▶ _THE EXERCISE_
Extract each line of the data and write it out again exactly.

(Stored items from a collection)
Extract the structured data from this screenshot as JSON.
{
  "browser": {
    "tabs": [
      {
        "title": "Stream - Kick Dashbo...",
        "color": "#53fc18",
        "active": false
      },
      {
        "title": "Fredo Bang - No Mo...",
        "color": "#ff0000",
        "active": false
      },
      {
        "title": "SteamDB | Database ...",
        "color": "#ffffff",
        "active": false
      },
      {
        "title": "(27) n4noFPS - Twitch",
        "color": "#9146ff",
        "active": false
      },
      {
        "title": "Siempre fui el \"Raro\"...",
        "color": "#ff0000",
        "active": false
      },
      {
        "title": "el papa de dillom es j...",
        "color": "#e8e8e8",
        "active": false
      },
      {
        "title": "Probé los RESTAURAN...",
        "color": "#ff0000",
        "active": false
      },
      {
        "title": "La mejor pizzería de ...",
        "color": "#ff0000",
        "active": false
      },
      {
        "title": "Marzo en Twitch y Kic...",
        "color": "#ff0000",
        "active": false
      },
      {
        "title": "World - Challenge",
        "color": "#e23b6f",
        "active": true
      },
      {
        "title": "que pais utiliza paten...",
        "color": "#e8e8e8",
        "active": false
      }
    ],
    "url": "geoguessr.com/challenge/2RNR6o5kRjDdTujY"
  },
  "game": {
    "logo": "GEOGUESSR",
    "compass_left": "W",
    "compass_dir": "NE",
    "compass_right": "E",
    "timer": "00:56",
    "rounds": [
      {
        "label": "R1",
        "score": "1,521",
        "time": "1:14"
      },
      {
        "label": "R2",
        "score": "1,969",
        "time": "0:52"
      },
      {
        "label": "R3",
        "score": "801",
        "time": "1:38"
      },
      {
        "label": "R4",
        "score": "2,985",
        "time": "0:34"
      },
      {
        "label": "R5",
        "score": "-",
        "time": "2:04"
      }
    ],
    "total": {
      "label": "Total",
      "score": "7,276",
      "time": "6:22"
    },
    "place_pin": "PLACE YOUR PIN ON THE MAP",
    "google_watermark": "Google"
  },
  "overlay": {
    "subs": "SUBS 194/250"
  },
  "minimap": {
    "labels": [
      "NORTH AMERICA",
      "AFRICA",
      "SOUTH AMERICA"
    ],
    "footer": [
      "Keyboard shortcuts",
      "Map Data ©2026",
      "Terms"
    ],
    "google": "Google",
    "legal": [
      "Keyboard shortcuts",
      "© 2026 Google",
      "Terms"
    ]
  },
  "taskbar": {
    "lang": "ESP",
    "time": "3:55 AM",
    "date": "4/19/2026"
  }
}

▶ _THE OUTPUT_
Extract the structured data from this screenshot as JSON.
{
  "browser": {
    "tabs": [
      {
        "title": "Stream - Kick Dashbo...",
        "color": "#53fc18",
        "active": false
      },
      {
        "title": "Fredo Bang - No Mo...",
        "color": "#ff0000",
        "active": false
      },
      {
        "title": "SteamDB | Database ...",
        "color": "#ffffff",
        "active": false
      },
      {
        "title": "(27) n4noFPS - Twitch",
        "color": "#9146ff",
        "active": false
      },
      {
        "title": "Siempre fui el \"Raro\"...",
        "color": "#ff0000",
        "active": false
      },
      {
        "title": "el papa de dillom es j...",
        "color": "#e8e8e8",
        "active": false
      },
      {
        "title": "Probé los RESTAURAN...",
        "color": "#ff0000",
        "active": false
      },
      {
        "title": "La mejor pizzería de ...",
        "color": "#ff0000",
        "active": false
      },
      {
        "title": "Marzo en Twitch y Kic...",
        "color": "#ff0000",
        "active": false
      },
      {
        "title": "World - Challenge",
        "color": "#e23b6f",
        "active": true
      },
      {
        "title": "que pais utiliza paten...",
        "color": "#e8e8e8",
        "active": false
      }
    ],
    "url": "geoguessr.com/challenge/2RNR6o5kRjDdTujY"
  },
  "game": {
    "logo": "GEOGUESSR",
    "compass_left": "W",
    "compass_dir": "NE",
    "compass_right": "E",
    "timer": "00:56",
    "rounds": [
      {
        "label": "R1",
        "score": "1,521",
        "time": "1:14"
      },
      {
        "label": "R2",
        "score": "1,969",
        "time": "0:52"
      },
      {
        "label": "R3",
        "score": "801",
        "time": "1:38"
      },
      {
        "label": "R4",
        "score": "2,985",
        "time": "0:34"
      },
      {
        "label": "R5",
        "score": "-",
        "time": "2:04"
      }
    ],
    "total": {
      "label": "Total",
      "score": "7,276",
      "time": "6:22"
    },
    "place_pin": "PLACE YOUR PIN ON THE MAP",
    "google_watermark": "Google"
  },
  "overlay": {
    "subs": "SUBS 194/250"
  },
  "minimap": {
    "labels": [
      "NORTH AMERICA",
      "AFRICA",
      "SOUTH AMERICA"
    ],
    "footer": [
      "Keyboard shortcuts",
      "Map Data ©2026",
      "Terms"
    ],
    "google": "Google",
    "legal": [
      "Keyboard shortcuts",
      "© 2026 Google",
      "Terms"
    ]
  },
  "taskbar": {
    "lang": "ESP",
    "time": "3:55 AM",
    "date": "4/19/2026"
  }
}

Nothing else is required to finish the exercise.